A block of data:
:::::

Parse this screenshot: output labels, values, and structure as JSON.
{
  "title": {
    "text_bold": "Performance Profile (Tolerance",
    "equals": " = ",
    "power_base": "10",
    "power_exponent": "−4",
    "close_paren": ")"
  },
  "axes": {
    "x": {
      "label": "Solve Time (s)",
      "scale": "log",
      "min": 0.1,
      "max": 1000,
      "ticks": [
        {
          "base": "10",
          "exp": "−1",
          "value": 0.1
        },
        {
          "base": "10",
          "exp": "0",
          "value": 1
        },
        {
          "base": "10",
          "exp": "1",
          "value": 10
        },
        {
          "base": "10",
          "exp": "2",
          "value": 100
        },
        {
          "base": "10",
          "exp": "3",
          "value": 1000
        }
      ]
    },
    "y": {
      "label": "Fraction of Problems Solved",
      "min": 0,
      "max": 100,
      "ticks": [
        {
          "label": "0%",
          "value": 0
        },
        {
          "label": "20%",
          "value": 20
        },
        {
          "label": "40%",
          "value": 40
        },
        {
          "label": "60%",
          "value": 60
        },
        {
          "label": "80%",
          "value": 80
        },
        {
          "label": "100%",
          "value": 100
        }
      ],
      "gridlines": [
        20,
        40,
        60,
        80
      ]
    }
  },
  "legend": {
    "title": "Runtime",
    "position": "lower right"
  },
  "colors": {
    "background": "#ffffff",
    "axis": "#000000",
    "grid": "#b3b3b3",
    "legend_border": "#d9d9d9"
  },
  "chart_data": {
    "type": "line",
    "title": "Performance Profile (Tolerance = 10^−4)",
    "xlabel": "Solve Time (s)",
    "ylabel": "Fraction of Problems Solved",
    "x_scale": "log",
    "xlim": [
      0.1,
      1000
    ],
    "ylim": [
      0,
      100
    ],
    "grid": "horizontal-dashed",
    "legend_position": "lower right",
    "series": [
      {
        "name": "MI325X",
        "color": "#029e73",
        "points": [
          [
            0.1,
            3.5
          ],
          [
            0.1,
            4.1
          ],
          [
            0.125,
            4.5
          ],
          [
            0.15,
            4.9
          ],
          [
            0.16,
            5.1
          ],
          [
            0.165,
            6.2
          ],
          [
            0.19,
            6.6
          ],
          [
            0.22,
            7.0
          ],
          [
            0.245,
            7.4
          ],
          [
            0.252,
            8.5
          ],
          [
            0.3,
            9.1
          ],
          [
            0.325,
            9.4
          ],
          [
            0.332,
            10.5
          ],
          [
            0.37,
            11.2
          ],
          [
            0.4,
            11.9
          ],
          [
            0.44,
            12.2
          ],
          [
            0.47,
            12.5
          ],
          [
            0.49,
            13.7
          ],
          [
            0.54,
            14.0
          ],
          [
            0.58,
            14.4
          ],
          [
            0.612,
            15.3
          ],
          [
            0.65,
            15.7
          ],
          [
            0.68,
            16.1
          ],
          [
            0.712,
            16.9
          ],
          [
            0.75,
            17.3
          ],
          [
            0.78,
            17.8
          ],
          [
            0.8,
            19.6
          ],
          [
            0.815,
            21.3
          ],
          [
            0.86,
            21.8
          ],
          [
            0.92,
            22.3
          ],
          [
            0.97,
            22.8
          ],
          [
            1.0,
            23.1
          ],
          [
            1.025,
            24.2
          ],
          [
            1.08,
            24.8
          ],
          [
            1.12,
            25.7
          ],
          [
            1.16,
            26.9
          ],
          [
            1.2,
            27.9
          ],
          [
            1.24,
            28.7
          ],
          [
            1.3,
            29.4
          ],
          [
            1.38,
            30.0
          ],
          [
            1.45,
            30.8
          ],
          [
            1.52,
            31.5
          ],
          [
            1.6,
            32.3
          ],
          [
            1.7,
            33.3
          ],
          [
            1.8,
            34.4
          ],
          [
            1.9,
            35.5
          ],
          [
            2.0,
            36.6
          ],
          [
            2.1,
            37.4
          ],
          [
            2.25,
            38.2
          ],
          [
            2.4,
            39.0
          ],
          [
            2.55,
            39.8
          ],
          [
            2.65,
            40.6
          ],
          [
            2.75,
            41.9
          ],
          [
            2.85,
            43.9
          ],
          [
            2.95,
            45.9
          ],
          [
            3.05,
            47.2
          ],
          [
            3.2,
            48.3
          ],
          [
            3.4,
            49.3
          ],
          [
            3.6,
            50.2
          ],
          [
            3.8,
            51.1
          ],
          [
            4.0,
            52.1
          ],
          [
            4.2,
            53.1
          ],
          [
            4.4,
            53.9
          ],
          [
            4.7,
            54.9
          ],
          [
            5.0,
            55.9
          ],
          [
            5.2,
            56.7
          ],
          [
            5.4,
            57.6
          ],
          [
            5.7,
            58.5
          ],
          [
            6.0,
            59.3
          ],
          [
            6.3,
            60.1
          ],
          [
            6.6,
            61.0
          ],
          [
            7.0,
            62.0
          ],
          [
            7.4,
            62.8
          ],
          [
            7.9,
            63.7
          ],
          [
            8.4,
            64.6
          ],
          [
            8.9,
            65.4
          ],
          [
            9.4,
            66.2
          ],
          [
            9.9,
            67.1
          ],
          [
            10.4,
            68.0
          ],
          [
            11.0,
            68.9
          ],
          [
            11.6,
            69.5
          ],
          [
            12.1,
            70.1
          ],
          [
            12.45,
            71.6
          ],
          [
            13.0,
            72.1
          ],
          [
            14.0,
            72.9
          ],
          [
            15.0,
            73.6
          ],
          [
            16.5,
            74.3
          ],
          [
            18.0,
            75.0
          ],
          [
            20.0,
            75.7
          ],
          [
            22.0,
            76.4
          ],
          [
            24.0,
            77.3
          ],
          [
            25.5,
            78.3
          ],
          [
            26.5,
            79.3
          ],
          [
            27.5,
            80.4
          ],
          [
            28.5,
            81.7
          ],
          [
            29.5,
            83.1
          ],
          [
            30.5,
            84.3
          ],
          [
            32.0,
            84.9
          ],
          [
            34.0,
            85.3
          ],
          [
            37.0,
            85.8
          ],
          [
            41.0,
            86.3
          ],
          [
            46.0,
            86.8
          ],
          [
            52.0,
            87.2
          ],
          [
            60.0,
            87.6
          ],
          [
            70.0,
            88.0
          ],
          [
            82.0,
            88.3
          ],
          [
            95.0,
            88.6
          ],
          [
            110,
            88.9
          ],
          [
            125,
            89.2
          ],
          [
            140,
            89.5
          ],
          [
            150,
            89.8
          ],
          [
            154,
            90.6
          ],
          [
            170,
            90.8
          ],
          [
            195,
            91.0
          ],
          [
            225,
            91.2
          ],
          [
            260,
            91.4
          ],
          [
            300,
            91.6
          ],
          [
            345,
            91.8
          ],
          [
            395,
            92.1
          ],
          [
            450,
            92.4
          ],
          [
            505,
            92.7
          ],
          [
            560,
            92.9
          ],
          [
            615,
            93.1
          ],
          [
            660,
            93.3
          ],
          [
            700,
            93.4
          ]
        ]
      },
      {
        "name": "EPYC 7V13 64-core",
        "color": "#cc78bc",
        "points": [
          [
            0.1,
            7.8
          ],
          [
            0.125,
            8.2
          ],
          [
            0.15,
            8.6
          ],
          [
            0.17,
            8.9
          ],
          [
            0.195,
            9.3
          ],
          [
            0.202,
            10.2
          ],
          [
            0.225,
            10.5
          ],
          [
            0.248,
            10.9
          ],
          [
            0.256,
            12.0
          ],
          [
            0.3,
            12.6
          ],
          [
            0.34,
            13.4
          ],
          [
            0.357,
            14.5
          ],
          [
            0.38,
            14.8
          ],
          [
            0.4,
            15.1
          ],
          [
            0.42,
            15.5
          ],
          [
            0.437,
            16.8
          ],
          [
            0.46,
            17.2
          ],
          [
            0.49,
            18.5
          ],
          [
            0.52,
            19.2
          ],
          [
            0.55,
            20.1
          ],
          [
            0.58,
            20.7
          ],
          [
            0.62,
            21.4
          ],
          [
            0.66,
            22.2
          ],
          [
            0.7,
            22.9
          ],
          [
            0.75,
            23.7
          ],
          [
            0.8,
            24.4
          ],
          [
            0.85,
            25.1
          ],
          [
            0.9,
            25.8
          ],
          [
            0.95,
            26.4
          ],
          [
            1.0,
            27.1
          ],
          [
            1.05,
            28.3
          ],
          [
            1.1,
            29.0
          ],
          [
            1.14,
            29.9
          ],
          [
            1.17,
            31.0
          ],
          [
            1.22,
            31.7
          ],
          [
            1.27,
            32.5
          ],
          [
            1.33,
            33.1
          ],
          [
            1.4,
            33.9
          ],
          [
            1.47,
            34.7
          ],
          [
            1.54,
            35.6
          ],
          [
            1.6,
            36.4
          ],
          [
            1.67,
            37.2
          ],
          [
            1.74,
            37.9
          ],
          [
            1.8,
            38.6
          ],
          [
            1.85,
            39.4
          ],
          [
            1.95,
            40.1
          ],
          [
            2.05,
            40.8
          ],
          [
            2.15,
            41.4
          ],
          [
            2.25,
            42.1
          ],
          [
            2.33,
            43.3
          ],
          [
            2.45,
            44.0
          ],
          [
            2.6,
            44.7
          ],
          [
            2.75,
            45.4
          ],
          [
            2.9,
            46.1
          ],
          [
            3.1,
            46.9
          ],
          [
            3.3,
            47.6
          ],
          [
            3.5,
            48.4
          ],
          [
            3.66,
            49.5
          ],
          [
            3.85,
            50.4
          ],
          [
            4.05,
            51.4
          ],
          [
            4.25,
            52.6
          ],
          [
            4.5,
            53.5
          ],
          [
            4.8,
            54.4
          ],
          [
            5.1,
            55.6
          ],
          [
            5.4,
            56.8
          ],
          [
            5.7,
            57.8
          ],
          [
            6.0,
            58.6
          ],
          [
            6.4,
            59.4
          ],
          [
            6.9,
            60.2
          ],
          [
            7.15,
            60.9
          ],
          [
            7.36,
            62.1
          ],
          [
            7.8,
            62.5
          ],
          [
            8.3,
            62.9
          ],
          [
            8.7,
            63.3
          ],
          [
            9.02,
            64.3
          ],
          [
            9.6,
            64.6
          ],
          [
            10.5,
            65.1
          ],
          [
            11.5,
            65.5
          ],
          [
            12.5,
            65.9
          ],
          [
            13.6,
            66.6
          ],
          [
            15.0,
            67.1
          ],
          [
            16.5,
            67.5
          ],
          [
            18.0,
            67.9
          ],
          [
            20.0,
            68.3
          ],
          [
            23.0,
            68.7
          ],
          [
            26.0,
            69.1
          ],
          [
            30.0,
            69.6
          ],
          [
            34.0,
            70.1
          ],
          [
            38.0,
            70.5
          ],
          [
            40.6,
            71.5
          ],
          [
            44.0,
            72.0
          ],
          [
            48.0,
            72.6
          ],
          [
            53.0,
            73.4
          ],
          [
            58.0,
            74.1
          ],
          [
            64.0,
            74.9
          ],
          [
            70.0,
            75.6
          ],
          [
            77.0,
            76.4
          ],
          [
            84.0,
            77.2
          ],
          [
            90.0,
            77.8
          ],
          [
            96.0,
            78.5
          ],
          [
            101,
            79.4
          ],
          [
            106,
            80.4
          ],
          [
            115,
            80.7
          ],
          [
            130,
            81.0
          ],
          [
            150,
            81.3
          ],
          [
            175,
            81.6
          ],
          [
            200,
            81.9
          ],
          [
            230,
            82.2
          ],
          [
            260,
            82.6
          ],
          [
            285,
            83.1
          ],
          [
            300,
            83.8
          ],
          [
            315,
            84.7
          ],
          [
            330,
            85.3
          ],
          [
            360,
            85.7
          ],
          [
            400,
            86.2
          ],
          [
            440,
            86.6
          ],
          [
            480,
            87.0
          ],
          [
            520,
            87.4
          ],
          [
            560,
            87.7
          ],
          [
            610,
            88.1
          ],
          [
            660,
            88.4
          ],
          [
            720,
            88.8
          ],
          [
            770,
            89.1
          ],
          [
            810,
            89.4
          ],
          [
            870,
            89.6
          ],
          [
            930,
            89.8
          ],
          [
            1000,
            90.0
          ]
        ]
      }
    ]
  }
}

:::::

== Job ==
Choose all lines containing the string "Solved" and copy them out.

== Task response ==
      "label": "Fraction of Problems Solved",
    "ylabel": "Fraction of Problems Solved",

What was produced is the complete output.